Copy out the data below as written; omit any images.

**RECORD EXCERPTS:**
----
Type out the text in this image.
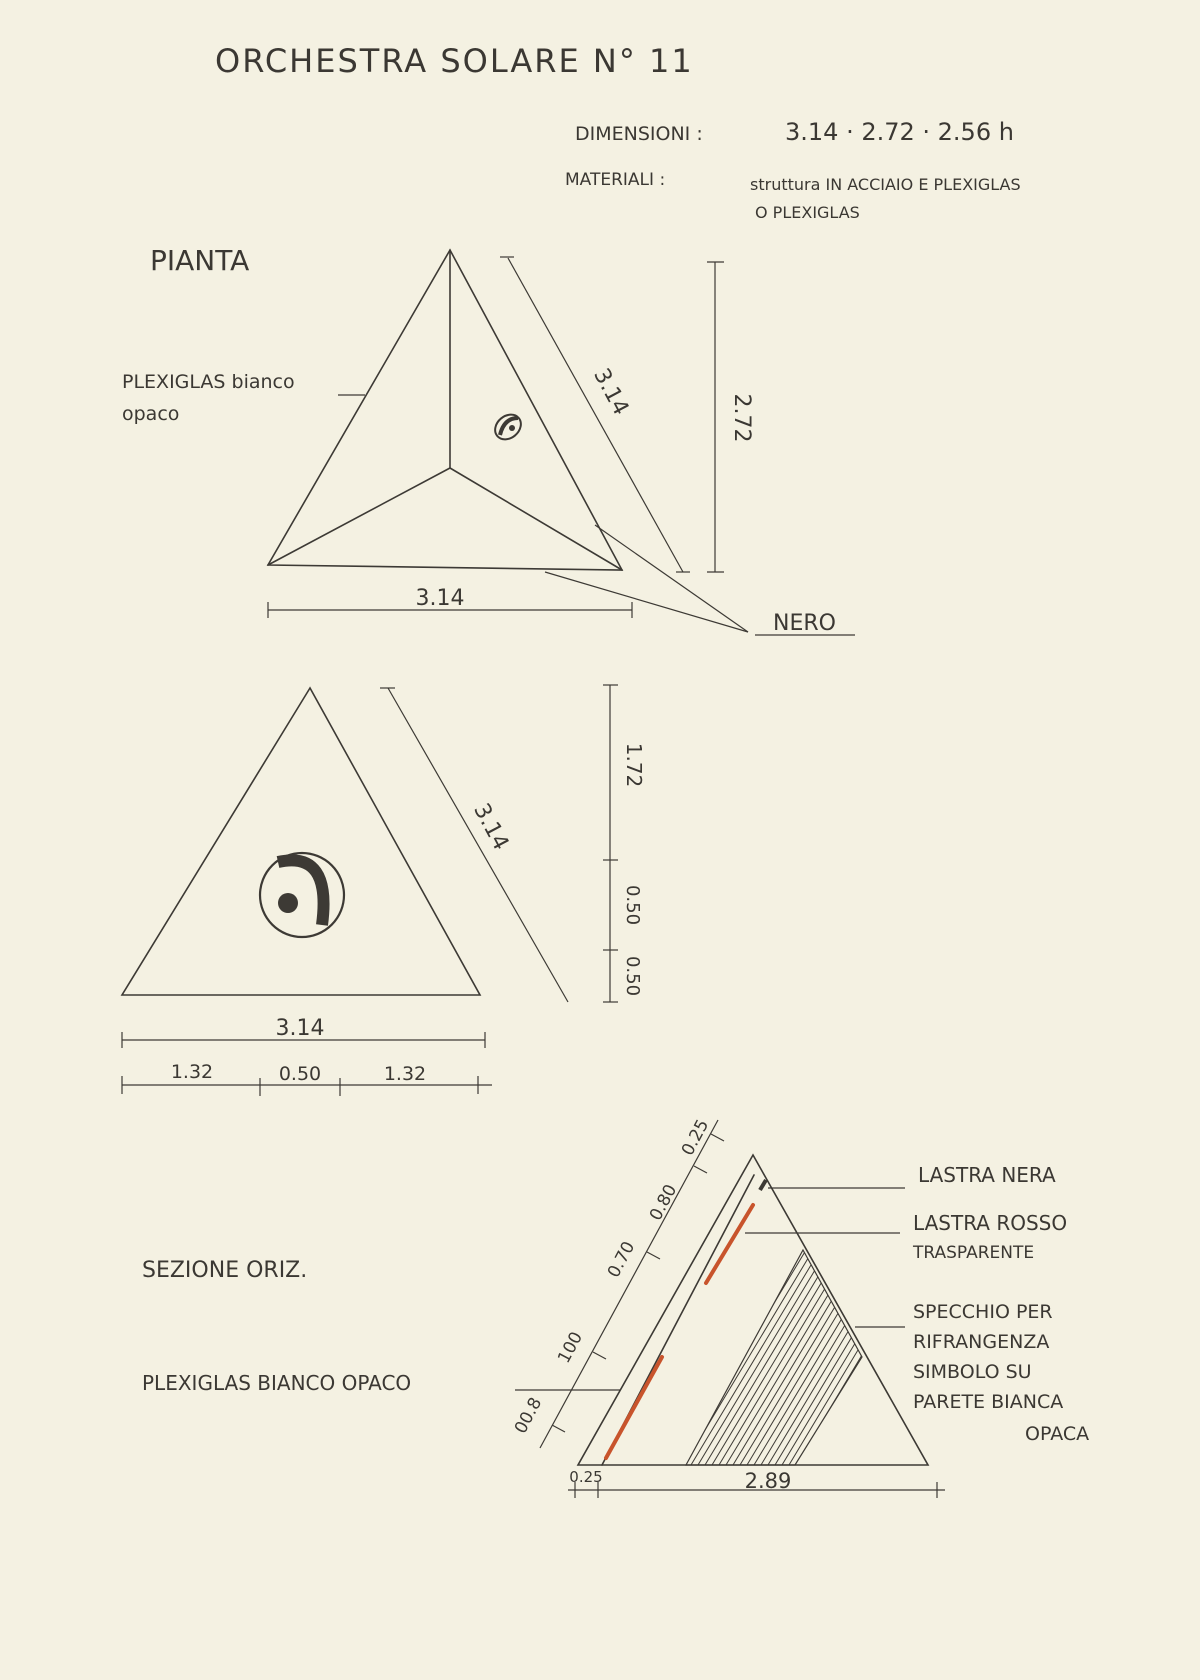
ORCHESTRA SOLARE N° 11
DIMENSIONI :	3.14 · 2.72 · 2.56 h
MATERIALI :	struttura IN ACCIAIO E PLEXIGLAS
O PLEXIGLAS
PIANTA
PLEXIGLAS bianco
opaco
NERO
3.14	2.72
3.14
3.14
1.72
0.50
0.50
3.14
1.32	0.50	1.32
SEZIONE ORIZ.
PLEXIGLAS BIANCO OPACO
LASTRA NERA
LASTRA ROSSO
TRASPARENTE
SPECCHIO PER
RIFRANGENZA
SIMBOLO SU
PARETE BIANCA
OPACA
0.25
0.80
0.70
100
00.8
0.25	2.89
----
**SOLUTION BELOW:**
Type out the text in this image.
ORCHESTRA SOLARE N° 11
DIMENSIONI :	3.14 · 2.72 · 2.56 h
MATERIALI :	struttura IN ACCIAIO E PLEXIGLAS
O PLEXIGLAS
PIANTA
PLEXIGLAS bianco
opaco
NERO
3.14	2.72
3.14
3.14
1.72
0.50
0.50
3.14
1.32	0.50	1.32
SEZIONE ORIZ.
PLEXIGLAS BIANCO OPACO
LASTRA NERA
LASTRA ROSSO
TRASPARENTE
SPECCHIO PER
RIFRANGENZA
SIMBOLO SU
PARETE BIANCA
OPACA
0.25
0.80
0.70
100
00.8
0.25	2.89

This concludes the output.